» **What the exercise asks**: Images excluded, repeat each entry below exactly.
-- Start --
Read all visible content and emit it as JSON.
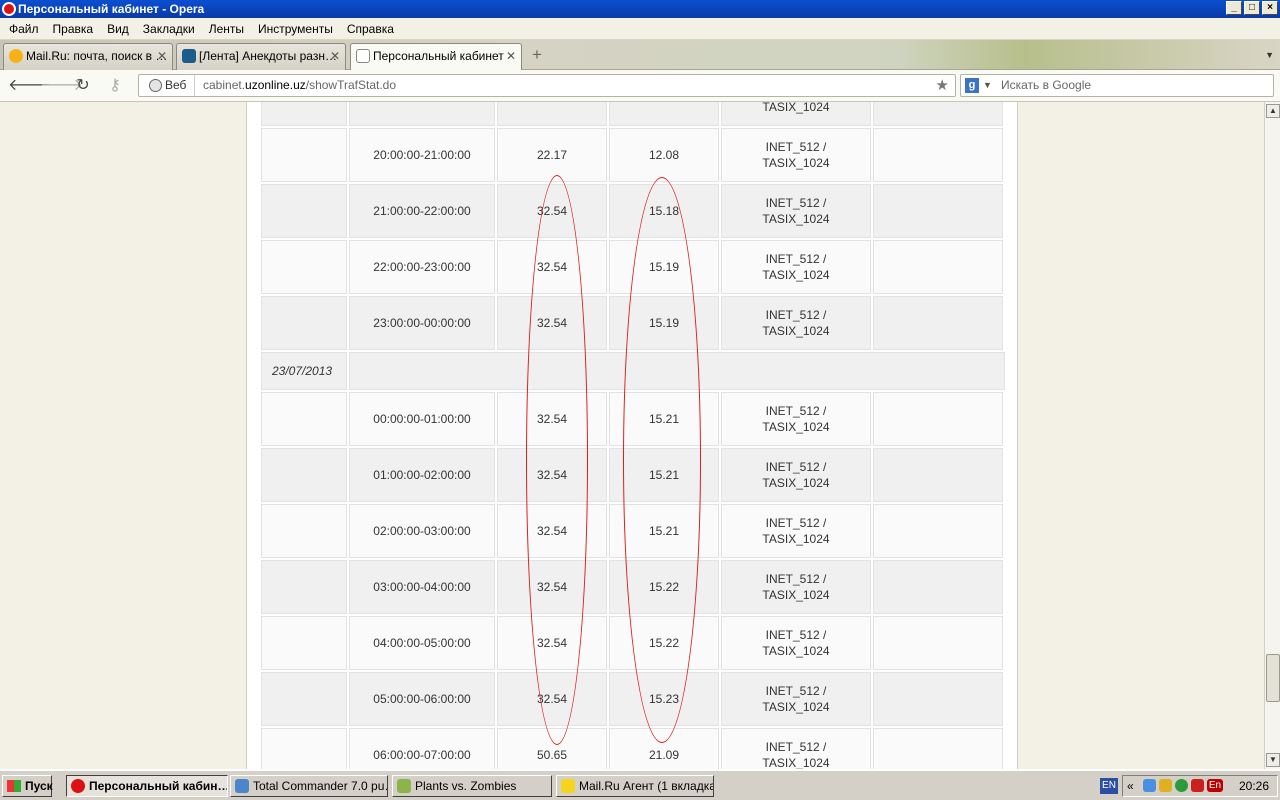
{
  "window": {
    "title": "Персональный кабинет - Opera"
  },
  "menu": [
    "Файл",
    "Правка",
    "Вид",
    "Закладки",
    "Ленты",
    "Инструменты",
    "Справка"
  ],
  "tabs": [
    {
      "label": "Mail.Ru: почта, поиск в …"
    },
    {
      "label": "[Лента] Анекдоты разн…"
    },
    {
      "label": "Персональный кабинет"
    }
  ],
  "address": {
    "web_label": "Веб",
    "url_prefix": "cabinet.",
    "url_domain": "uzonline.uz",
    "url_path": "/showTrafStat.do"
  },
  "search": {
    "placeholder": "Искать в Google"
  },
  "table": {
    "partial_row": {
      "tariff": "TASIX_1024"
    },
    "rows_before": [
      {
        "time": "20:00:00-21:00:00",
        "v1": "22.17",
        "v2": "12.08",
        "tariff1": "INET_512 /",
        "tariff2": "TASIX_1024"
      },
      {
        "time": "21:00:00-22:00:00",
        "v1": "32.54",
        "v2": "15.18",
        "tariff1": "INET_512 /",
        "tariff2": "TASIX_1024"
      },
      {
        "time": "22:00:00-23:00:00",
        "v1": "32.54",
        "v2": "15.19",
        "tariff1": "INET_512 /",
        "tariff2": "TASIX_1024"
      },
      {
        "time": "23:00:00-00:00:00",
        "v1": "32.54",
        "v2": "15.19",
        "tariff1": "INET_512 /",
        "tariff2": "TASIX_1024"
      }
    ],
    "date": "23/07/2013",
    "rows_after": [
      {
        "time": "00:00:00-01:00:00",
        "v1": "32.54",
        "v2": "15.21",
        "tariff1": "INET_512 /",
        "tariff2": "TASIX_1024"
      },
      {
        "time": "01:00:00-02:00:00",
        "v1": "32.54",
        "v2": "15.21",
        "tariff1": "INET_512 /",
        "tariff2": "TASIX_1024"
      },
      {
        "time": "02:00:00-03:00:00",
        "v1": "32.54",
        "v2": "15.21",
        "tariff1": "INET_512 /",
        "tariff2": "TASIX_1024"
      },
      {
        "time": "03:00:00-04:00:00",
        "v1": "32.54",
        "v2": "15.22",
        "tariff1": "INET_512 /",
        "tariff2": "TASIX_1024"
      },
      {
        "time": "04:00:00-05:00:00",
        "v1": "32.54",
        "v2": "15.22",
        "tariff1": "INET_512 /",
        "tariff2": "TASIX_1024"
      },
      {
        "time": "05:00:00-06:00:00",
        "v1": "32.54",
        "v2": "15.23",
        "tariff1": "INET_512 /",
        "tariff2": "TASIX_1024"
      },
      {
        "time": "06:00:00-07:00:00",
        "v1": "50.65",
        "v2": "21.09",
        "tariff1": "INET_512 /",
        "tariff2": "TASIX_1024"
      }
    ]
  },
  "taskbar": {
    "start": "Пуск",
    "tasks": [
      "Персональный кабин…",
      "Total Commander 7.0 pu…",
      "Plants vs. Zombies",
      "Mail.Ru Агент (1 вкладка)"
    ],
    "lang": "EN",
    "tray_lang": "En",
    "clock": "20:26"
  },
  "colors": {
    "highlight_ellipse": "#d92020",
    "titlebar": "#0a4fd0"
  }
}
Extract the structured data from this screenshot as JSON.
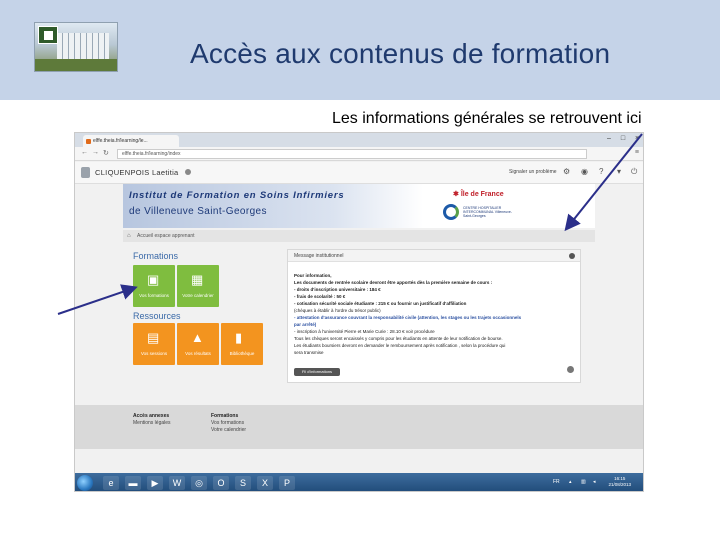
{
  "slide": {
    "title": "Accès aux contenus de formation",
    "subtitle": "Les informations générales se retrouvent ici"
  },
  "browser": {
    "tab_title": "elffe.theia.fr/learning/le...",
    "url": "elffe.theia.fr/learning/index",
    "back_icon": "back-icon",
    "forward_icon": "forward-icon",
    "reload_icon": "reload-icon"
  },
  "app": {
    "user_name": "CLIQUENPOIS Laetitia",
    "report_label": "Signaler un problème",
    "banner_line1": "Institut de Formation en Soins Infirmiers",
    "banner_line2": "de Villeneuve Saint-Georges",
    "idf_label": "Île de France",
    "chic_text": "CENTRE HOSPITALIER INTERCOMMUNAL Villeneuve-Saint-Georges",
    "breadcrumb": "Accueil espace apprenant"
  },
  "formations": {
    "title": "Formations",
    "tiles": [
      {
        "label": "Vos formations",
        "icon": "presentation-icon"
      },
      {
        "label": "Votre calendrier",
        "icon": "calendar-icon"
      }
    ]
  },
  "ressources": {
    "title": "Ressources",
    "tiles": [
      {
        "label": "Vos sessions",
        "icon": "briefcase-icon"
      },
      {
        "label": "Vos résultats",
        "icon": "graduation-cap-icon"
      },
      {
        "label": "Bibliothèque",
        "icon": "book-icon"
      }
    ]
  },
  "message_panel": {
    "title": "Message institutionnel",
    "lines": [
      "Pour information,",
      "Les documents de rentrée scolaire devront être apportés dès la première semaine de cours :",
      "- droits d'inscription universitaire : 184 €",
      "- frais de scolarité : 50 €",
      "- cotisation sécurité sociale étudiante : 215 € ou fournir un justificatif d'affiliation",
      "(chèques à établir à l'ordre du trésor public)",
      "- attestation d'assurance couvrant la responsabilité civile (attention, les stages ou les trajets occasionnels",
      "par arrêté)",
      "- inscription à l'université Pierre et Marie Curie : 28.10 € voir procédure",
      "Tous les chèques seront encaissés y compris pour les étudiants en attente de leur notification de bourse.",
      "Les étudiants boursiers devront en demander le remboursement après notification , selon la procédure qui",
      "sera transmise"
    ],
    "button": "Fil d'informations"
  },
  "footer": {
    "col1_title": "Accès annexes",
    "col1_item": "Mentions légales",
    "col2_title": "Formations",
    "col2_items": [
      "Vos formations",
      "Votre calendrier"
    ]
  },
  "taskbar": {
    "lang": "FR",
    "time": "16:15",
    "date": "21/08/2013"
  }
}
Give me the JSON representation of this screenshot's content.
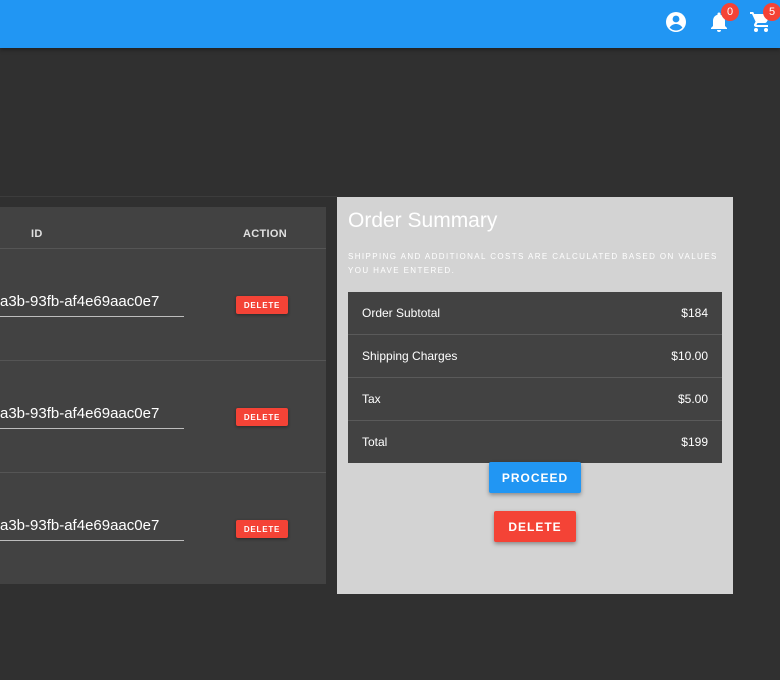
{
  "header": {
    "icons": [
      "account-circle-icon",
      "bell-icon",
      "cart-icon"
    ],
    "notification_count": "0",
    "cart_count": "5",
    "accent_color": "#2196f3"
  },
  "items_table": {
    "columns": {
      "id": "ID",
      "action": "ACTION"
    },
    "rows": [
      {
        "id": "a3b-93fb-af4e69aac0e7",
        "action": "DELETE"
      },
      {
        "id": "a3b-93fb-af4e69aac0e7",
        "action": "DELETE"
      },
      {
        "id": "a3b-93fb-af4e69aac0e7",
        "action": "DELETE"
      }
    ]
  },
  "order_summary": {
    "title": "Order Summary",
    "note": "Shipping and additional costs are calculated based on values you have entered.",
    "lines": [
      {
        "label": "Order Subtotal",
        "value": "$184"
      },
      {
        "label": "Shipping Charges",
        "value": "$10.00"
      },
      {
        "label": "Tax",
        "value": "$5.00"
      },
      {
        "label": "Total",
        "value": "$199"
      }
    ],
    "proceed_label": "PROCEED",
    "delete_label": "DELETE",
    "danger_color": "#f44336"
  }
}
-- End --
» **Output of the task**:
Read all visible content and emit it as JSON.
{
  "window": {
    "title": "Персональный кабинет - Opera"
  },
  "menu": [
    "Файл",
    "Правка",
    "Вид",
    "Закладки",
    "Ленты",
    "Инструменты",
    "Справка"
  ],
  "tabs": [
    {
      "label": "Mail.Ru: почта, поиск в …"
    },
    {
      "label": "[Лента] Анекдоты разн…"
    },
    {
      "label": "Персональный кабинет"
    }
  ],
  "address": {
    "web_label": "Веб",
    "url_prefix": "cabinet.",
    "url_domain": "uzonline.uz",
    "url_path": "/showTrafStat.do"
  },
  "search": {
    "placeholder": "Искать в Google"
  },
  "table": {
    "partial_row": {
      "tariff": "TASIX_1024"
    },
    "rows_before": [
      {
        "time": "20:00:00-21:00:00",
        "v1": "22.17",
        "v2": "12.08",
        "tariff1": "INET_512 /",
        "tariff2": "TASIX_1024"
      },
      {
        "time": "21:00:00-22:00:00",
        "v1": "32.54",
        "v2": "15.18",
        "tariff1": "INET_512 /",
        "tariff2": "TASIX_1024"
      },
      {
        "time": "22:00:00-23:00:00",
        "v1": "32.54",
        "v2": "15.19",
        "tariff1": "INET_512 /",
        "tariff2": "TASIX_1024"
      },
      {
        "time": "23:00:00-00:00:00",
        "v1": "32.54",
        "v2": "15.19",
        "tariff1": "INET_512 /",
        "tariff2": "TASIX_1024"
      }
    ],
    "date": "23/07/2013",
    "rows_after": [
      {
        "time": "00:00:00-01:00:00",
        "v1": "32.54",
        "v2": "15.21",
        "tariff1": "INET_512 /",
        "tariff2": "TASIX_1024"
      },
      {
        "time": "01:00:00-02:00:00",
        "v1": "32.54",
        "v2": "15.21",
        "tariff1": "INET_512 /",
        "tariff2": "TASIX_1024"
      },
      {
        "time": "02:00:00-03:00:00",
        "v1": "32.54",
        "v2": "15.21",
        "tariff1": "INET_512 /",
        "tariff2": "TASIX_1024"
      },
      {
        "time": "03:00:00-04:00:00",
        "v1": "32.54",
        "v2": "15.22",
        "tariff1": "INET_512 /",
        "tariff2": "TASIX_1024"
      },
      {
        "time": "04:00:00-05:00:00",
        "v1": "32.54",
        "v2": "15.22",
        "tariff1": "INET_512 /",
        "tariff2": "TASIX_1024"
      },
      {
        "time": "05:00:00-06:00:00",
        "v1": "32.54",
        "v2": "15.23",
        "tariff1": "INET_512 /",
        "tariff2": "TASIX_1024"
      },
      {
        "time": "06:00:00-07:00:00",
        "v1": "50.65",
        "v2": "21.09",
        "tariff1": "INET_512 /",
        "tariff2": "TASIX_1024"
      }
    ]
  },
  "taskbar": {
    "start": "Пуск",
    "tasks": [
      "Персональный кабин…",
      "Total Commander 7.0 pu…",
      "Plants vs. Zombies",
      "Mail.Ru Агент (1 вкладка)"
    ],
    "lang": "EN",
    "tray_lang": "En",
    "clock": "20:26"
  },
  "colors": {
    "highlight_ellipse": "#d92020",
    "titlebar": "#0a4fd0"
  }
}
Extract the structured data from this screenshot as JSON.
{
  "slide": {
    "title": "Accès aux contenus de formation",
    "subtitle": "Les informations générales se retrouvent ici"
  },
  "browser": {
    "tab_title": "elffe.theia.fr/learning/le...",
    "url": "elffe.theia.fr/learning/index",
    "back_icon": "back-icon",
    "forward_icon": "forward-icon",
    "reload_icon": "reload-icon"
  },
  "app": {
    "user_name": "CLIQUENPOIS Laetitia",
    "report_label": "Signaler un problème",
    "banner_line1": "Institut de Formation en Soins Infirmiers",
    "banner_line2": "de Villeneuve Saint-Georges",
    "idf_label": "Île de France",
    "chic_text": "CENTRE HOSPITALIER INTERCOMMUNAL Villeneuve-Saint-Georges",
    "breadcrumb": "Accueil espace apprenant"
  },
  "formations": {
    "title": "Formations",
    "tiles": [
      {
        "label": "Vos formations",
        "icon": "presentation-icon"
      },
      {
        "label": "Votre calendrier",
        "icon": "calendar-icon"
      }
    ]
  },
  "ressources": {
    "title": "Ressources",
    "tiles": [
      {
        "label": "Vos sessions",
        "icon": "briefcase-icon"
      },
      {
        "label": "Vos résultats",
        "icon": "graduation-cap-icon"
      },
      {
        "label": "Bibliothèque",
        "icon": "book-icon"
      }
    ]
  },
  "message_panel": {
    "title": "Message institutionnel",
    "lines": [
      "Pour information,",
      "Les documents de rentrée scolaire devront être apportés dès la première semaine de cours :",
      "- droits d'inscription universitaire : 184 €",
      "- frais de scolarité : 50 €",
      "- cotisation sécurité sociale étudiante : 215 € ou fournir un justificatif d'affiliation",
      "(chèques à établir à l'ordre du trésor public)",
      "- attestation d'assurance couvrant la responsabilité civile (attention, les stages ou les trajets occasionnels",
      "par arrêté)",
      "- inscription à l'université Pierre et Marie Curie : 28.10 € voir procédure",
      "Tous les chèques seront encaissés y compris pour les étudiants en attente de leur notification de bourse.",
      "Les étudiants boursiers devront en demander le remboursement après notification , selon la procédure qui",
      "sera transmise"
    ],
    "button": "Fil d'informations"
  },
  "footer": {
    "col1_title": "Accès annexes",
    "col1_item": "Mentions légales",
    "col2_title": "Formations",
    "col2_items": [
      "Vos formations",
      "Votre calendrier"
    ]
  },
  "taskbar": {
    "lang": "FR",
    "time": "16:15",
    "date": "21/08/2013"
  }
}
Give me the JSON representation of this screenshot's content.
{
  "header": {
    "icons": [
      "account-circle-icon",
      "bell-icon",
      "cart-icon"
    ],
    "notification_count": "0",
    "cart_count": "5",
    "accent_color": "#2196f3"
  },
  "items_table": {
    "columns": {
      "id": "ID",
      "action": "ACTION"
    },
    "rows": [
      {
        "id": "a3b-93fb-af4e69aac0e7",
        "action": "DELETE"
      },
      {
        "id": "a3b-93fb-af4e69aac0e7",
        "action": "DELETE"
      },
      {
        "id": "a3b-93fb-af4e69aac0e7",
        "action": "DELETE"
      }
    ]
  },
  "order_summary": {
    "title": "Order Summary",
    "note": "Shipping and additional costs are calculated based on values you have entered.",
    "lines": [
      {
        "label": "Order Subtotal",
        "value": "$184"
      },
      {
        "label": "Shipping Charges",
        "value": "$10.00"
      },
      {
        "label": "Tax",
        "value": "$5.00"
      },
      {
        "label": "Total",
        "value": "$199"
      }
    ],
    "proceed_label": "PROCEED",
    "delete_label": "DELETE",
    "danger_color": "#f44336"
  }
}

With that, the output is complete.